Examine the entries below, count the lines holding the string "期货经纪合同", and respond with the number only.

*****

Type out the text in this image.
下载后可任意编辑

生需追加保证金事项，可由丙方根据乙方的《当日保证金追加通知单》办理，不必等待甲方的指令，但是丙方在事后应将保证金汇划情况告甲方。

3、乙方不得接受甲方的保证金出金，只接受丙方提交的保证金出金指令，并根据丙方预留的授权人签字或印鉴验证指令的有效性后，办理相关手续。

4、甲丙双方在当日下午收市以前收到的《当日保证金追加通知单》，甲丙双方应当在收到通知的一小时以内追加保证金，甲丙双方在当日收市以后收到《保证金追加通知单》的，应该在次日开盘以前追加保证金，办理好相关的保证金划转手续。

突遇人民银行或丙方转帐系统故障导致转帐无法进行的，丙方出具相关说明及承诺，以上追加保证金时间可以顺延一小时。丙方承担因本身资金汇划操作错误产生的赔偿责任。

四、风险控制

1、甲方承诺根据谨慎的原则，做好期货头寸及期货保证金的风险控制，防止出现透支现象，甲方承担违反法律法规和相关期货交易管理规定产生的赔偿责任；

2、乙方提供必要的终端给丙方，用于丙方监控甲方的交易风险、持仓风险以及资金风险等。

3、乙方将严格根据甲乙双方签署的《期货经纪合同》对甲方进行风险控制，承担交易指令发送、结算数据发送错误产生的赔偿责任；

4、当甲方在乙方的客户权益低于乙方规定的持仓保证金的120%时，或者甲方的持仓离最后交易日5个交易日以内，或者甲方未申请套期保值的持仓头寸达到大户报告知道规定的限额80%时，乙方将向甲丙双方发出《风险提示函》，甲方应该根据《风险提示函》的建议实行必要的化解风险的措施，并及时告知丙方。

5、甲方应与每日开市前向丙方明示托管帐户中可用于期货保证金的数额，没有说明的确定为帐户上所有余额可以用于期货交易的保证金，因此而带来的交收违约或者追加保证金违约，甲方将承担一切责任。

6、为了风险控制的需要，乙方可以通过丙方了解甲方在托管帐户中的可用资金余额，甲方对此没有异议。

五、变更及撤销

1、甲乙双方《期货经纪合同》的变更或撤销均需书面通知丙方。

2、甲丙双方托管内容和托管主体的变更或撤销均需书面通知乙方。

*****

Task answer:
2